### WHAT IS REQUIRED
Return the material exactly as supplied, apart from the pictures, which are omitted.

Structured figure records
---------------

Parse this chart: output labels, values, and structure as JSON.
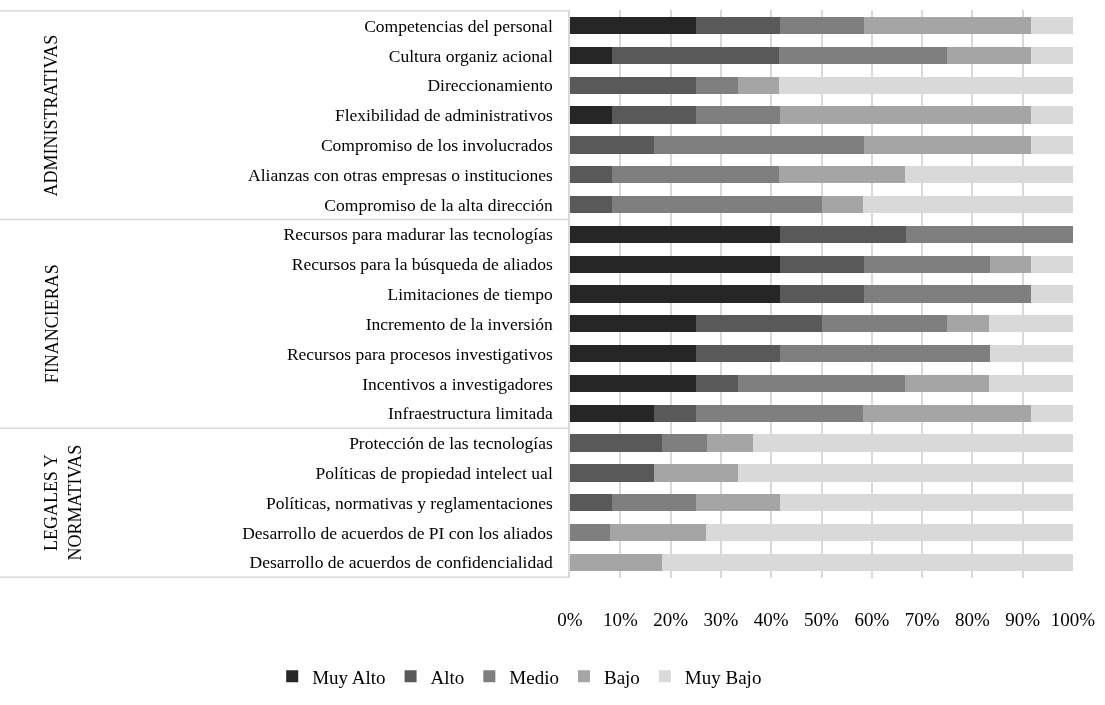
{
  "chart_data": {
    "type": "bar",
    "orientation": "horizontal",
    "stacked": true,
    "categories": [
      "Competencias del personal",
      "Cultura organiz acional",
      "Direccionamiento",
      "Flexibilidad de administrativos",
      "Compromiso de los involucrados",
      "Alianzas con otras empresas o instituciones",
      "Compromiso de la alta dirección",
      "Recursos para madurar las tecnologías",
      "Recursos para la búsqueda de aliados",
      "Limitaciones de tiempo",
      "Incremento de la inversión",
      "Recursos para procesos investigativos",
      "Incentivos a investigadores",
      "Infraestructura limitada",
      "Protección de las tecnologías",
      "Políticas de propiedad intelect ual",
      "Políticas, normativas y reglamentaciones",
      "Desarrollo de acuerdos de PI con los aliados",
      "Desarrollo de acuerdos de confidencialidad"
    ],
    "series": [
      {
        "name": "Muy Alto",
        "color": "#262626",
        "values": [
          25,
          8.3,
          0,
          8.3,
          0,
          0,
          0,
          41.7,
          41.7,
          41.7,
          25,
          25,
          25,
          16.7,
          0,
          0,
          0,
          0,
          0
        ]
      },
      {
        "name": "Alto",
        "color": "#595959",
        "values": [
          16.7,
          33.3,
          25,
          16.7,
          16.7,
          8.3,
          8.3,
          25,
          16.7,
          16.7,
          25,
          16.7,
          8.3,
          8.3,
          18.2,
          16.7,
          8.3,
          0,
          0
        ]
      },
      {
        "name": "Medio",
        "color": "#7f7f7f",
        "values": [
          16.7,
          33.3,
          8.3,
          16.7,
          41.7,
          33.3,
          41.7,
          33.3,
          25,
          33.3,
          25,
          41.7,
          33.3,
          33.3,
          9.1,
          0,
          16.7,
          8,
          0
        ]
      },
      {
        "name": "Bajo",
        "color": "#a5a5a5",
        "values": [
          33.3,
          16.7,
          8.3,
          50,
          33.3,
          25,
          8.3,
          0,
          8.3,
          0,
          8.3,
          0,
          16.7,
          33.3,
          9.1,
          16.7,
          16.7,
          19,
          18.2
        ]
      },
      {
        "name": "Muy Bajo",
        "color": "#d9d9d9",
        "values": [
          8.3,
          8.3,
          58.3,
          8.3,
          8.3,
          33.3,
          41.7,
          0,
          8.3,
          8.3,
          16.7,
          16.7,
          16.7,
          8.3,
          63.6,
          66.7,
          58.3,
          73,
          81.8
        ]
      }
    ],
    "xlim": [
      0,
      100
    ],
    "xticks": [
      {
        "value": 0,
        "label": "0%"
      },
      {
        "value": 10,
        "label": "10%"
      },
      {
        "value": 20,
        "label": "20%"
      },
      {
        "value": 30,
        "label": "30%"
      },
      {
        "value": 40,
        "label": "40%"
      },
      {
        "value": 50,
        "label": "50%"
      },
      {
        "value": 60,
        "label": "60%"
      },
      {
        "value": 70,
        "label": "70%"
      },
      {
        "value": 80,
        "label": "80%"
      },
      {
        "value": 90,
        "label": "90%"
      },
      {
        "value": 100,
        "label": "100%"
      }
    ],
    "grid": "x",
    "legend": "bottom",
    "annotations": [
      "ADMINISTRATIVAS",
      "FINANCIERAS",
      "LEGALES Y\nNORMATIVAS"
    ]
  }
}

---------------

### COMPLETE ANSWER
Parse this chart: output labels, values, and structure as JSON.
{
  "chart_data": {
    "type": "bar",
    "orientation": "horizontal",
    "stacked": true,
    "categories": [
      "Competencias del personal",
      "Cultura organiz acional",
      "Direccionamiento",
      "Flexibilidad de administrativos",
      "Compromiso de los involucrados",
      "Alianzas con otras empresas o instituciones",
      "Compromiso de la alta dirección",
      "Recursos para madurar las tecnologías",
      "Recursos para la búsqueda de aliados",
      "Limitaciones de tiempo",
      "Incremento de la inversión",
      "Recursos para procesos investigativos",
      "Incentivos a investigadores",
      "Infraestructura limitada",
      "Protección de las tecnologías",
      "Políticas de propiedad intelect ual",
      "Políticas, normativas y reglamentaciones",
      "Desarrollo de acuerdos de PI con los aliados",
      "Desarrollo de acuerdos de confidencialidad"
    ],
    "series": [
      {
        "name": "Muy Alto",
        "color": "#262626",
        "values": [
          25,
          8.3,
          0,
          8.3,
          0,
          0,
          0,
          41.7,
          41.7,
          41.7,
          25,
          25,
          25,
          16.7,
          0,
          0,
          0,
          0,
          0
        ]
      },
      {
        "name": "Alto",
        "color": "#595959",
        "values": [
          16.7,
          33.3,
          25,
          16.7,
          16.7,
          8.3,
          8.3,
          25,
          16.7,
          16.7,
          25,
          16.7,
          8.3,
          8.3,
          18.2,
          16.7,
          8.3,
          0,
          0
        ]
      },
      {
        "name": "Medio",
        "color": "#7f7f7f",
        "values": [
          16.7,
          33.3,
          8.3,
          16.7,
          41.7,
          33.3,
          41.7,
          33.3,
          25,
          33.3,
          25,
          41.7,
          33.3,
          33.3,
          9.1,
          0,
          16.7,
          8,
          0
        ]
      },
      {
        "name": "Bajo",
        "color": "#a5a5a5",
        "values": [
          33.3,
          16.7,
          8.3,
          50,
          33.3,
          25,
          8.3,
          0,
          8.3,
          0,
          8.3,
          0,
          16.7,
          33.3,
          9.1,
          16.7,
          16.7,
          19,
          18.2
        ]
      },
      {
        "name": "Muy Bajo",
        "color": "#d9d9d9",
        "values": [
          8.3,
          8.3,
          58.3,
          8.3,
          8.3,
          33.3,
          41.7,
          0,
          8.3,
          8.3,
          16.7,
          16.7,
          16.7,
          8.3,
          63.6,
          66.7,
          58.3,
          73,
          81.8
        ]
      }
    ],
    "xlim": [
      0,
      100
    ],
    "xticks": [
      {
        "value": 0,
        "label": "0%"
      },
      {
        "value": 10,
        "label": "10%"
      },
      {
        "value": 20,
        "label": "20%"
      },
      {
        "value": 30,
        "label": "30%"
      },
      {
        "value": 40,
        "label": "40%"
      },
      {
        "value": 50,
        "label": "50%"
      },
      {
        "value": 60,
        "label": "60%"
      },
      {
        "value": 70,
        "label": "70%"
      },
      {
        "value": 80,
        "label": "80%"
      },
      {
        "value": 90,
        "label": "90%"
      },
      {
        "value": 100,
        "label": "100%"
      }
    ],
    "grid": "x",
    "legend": "bottom",
    "annotations": [
      "ADMINISTRATIVAS",
      "FINANCIERAS",
      "LEGALES Y\nNORMATIVAS"
    ]
  }
}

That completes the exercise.